- What the exercise asks: Print each of the entries exactly, leaving nothing out.

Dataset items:

BEGIN

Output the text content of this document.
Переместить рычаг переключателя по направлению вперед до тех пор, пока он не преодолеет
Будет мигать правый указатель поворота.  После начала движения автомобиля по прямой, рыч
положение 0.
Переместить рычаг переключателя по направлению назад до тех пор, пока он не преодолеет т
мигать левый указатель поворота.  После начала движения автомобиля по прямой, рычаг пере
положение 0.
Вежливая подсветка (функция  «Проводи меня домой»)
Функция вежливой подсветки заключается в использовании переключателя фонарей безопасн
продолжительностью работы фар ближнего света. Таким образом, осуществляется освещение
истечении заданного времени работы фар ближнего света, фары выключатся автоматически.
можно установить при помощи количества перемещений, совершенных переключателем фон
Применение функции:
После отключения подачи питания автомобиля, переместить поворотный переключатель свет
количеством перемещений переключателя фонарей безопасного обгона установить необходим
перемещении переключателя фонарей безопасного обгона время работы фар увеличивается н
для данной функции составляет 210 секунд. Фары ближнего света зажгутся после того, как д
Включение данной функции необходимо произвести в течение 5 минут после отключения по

END

- Exercise output:
Output the text content of this document.
Переместить рычаг переключателя по направлению вперед до тех пор, пока он не преодолеет
Будет мигать правый указатель поворота.  После начала движения автомобиля по прямой, рыч
положение 0.
Переместить рычаг переключателя по направлению назад до тех пор, пока он не преодолеет т
мигать левый указатель поворота.  После начала движения автомобиля по прямой, рычаг пере
положение 0.
Вежливая подсветка (функция  «Проводи меня домой»)
Функция вежливой подсветки заключается в использовании переключателя фонарей безопасн
продолжительностью работы фар ближнего света. Таким образом, осуществляется освещение
истечении заданного времени работы фар ближнего света, фары выключатся автоматически.
можно установить при помощи количества перемещений, совершенных переключателем фон
Применение функции:
После отключения подачи питания автомобиля, переместить поворотный переключатель свет
количеством перемещений переключателя фонарей безопасного обгона установить необходим
перемещении переключателя фонарей безопасного обгона время работы фар увеличивается н
для данной функции составляет 210 секунд. Фары ближнего света зажгутся после того, как д
Включение данной функции необходимо произвести в течение 5 минут после отключения по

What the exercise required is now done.